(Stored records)
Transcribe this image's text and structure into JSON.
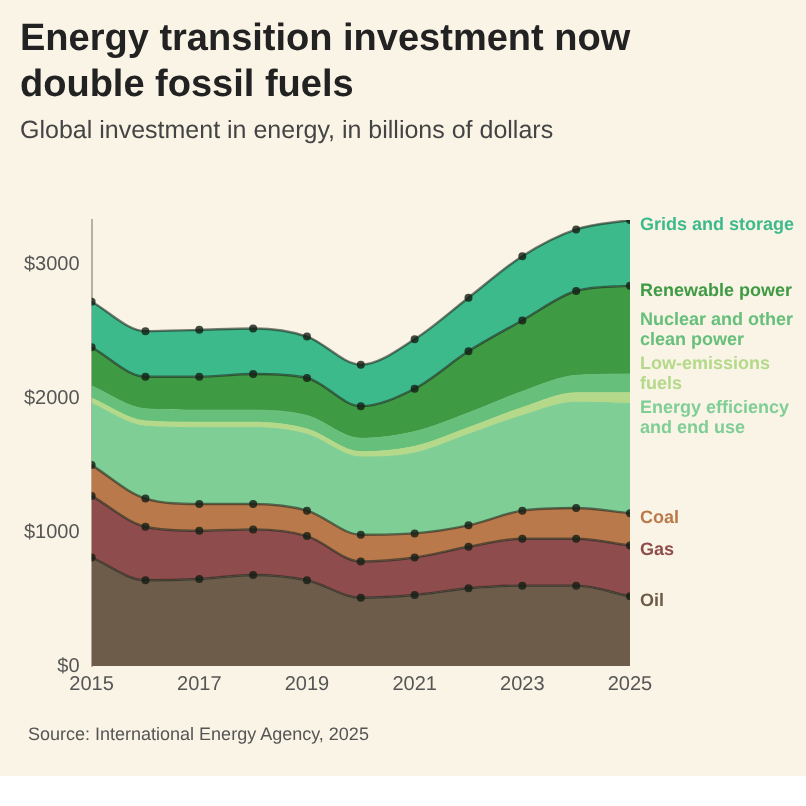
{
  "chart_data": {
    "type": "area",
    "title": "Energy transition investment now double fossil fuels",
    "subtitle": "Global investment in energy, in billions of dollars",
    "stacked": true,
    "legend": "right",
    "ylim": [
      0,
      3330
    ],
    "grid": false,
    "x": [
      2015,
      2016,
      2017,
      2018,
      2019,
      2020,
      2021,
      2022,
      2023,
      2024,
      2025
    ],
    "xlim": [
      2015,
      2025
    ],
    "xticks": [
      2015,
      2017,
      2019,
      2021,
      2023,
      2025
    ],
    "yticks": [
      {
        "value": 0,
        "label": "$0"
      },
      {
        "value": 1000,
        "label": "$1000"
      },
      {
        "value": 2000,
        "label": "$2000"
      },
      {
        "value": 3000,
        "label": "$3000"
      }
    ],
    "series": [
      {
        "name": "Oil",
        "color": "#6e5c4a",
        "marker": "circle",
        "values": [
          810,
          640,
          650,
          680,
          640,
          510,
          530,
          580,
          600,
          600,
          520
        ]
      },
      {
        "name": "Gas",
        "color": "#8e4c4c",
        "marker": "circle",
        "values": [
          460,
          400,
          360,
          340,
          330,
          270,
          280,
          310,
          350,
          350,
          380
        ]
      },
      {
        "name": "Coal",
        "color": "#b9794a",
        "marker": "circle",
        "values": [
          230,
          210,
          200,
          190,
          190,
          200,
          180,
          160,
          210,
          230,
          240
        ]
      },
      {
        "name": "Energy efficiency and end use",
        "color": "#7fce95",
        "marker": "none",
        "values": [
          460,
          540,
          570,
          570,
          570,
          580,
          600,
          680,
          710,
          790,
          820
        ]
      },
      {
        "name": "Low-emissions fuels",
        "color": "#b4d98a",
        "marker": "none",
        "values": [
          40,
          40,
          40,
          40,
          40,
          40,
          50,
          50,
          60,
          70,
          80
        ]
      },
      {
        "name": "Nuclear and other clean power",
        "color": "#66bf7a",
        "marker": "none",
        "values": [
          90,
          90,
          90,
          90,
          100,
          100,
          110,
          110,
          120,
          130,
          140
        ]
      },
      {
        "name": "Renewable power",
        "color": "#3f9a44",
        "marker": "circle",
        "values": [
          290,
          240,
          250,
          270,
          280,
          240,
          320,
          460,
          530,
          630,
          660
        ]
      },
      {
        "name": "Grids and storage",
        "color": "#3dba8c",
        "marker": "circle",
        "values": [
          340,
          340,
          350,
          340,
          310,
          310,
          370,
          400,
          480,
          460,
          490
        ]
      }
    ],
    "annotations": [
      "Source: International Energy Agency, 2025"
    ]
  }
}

DO THIS — Go through the listing above and write it all out exactly, leaving out any picture.

FULL RESPONSE —
Transcribe this image's text and structure into JSON.
{
  "chart_data": {
    "type": "area",
    "title": "Energy transition investment now double fossil fuels",
    "subtitle": "Global investment in energy, in billions of dollars",
    "stacked": true,
    "legend": "right",
    "ylim": [
      0,
      3330
    ],
    "grid": false,
    "x": [
      2015,
      2016,
      2017,
      2018,
      2019,
      2020,
      2021,
      2022,
      2023,
      2024,
      2025
    ],
    "xlim": [
      2015,
      2025
    ],
    "xticks": [
      2015,
      2017,
      2019,
      2021,
      2023,
      2025
    ],
    "yticks": [
      {
        "value": 0,
        "label": "$0"
      },
      {
        "value": 1000,
        "label": "$1000"
      },
      {
        "value": 2000,
        "label": "$2000"
      },
      {
        "value": 3000,
        "label": "$3000"
      }
    ],
    "series": [
      {
        "name": "Oil",
        "color": "#6e5c4a",
        "marker": "circle",
        "values": [
          810,
          640,
          650,
          680,
          640,
          510,
          530,
          580,
          600,
          600,
          520
        ]
      },
      {
        "name": "Gas",
        "color": "#8e4c4c",
        "marker": "circle",
        "values": [
          460,
          400,
          360,
          340,
          330,
          270,
          280,
          310,
          350,
          350,
          380
        ]
      },
      {
        "name": "Coal",
        "color": "#b9794a",
        "marker": "circle",
        "values": [
          230,
          210,
          200,
          190,
          190,
          200,
          180,
          160,
          210,
          230,
          240
        ]
      },
      {
        "name": "Energy efficiency and end use",
        "color": "#7fce95",
        "marker": "none",
        "values": [
          460,
          540,
          570,
          570,
          570,
          580,
          600,
          680,
          710,
          790,
          820
        ]
      },
      {
        "name": "Low-emissions fuels",
        "color": "#b4d98a",
        "marker": "none",
        "values": [
          40,
          40,
          40,
          40,
          40,
          40,
          50,
          50,
          60,
          70,
          80
        ]
      },
      {
        "name": "Nuclear and other clean power",
        "color": "#66bf7a",
        "marker": "none",
        "values": [
          90,
          90,
          90,
          90,
          100,
          100,
          110,
          110,
          120,
          130,
          140
        ]
      },
      {
        "name": "Renewable power",
        "color": "#3f9a44",
        "marker": "circle",
        "values": [
          290,
          240,
          250,
          270,
          280,
          240,
          320,
          460,
          530,
          630,
          660
        ]
      },
      {
        "name": "Grids and storage",
        "color": "#3dba8c",
        "marker": "circle",
        "values": [
          340,
          340,
          350,
          340,
          310,
          310,
          370,
          400,
          480,
          460,
          490
        ]
      }
    ],
    "annotations": [
      "Source: International Energy Agency, 2025"
    ]
  }
}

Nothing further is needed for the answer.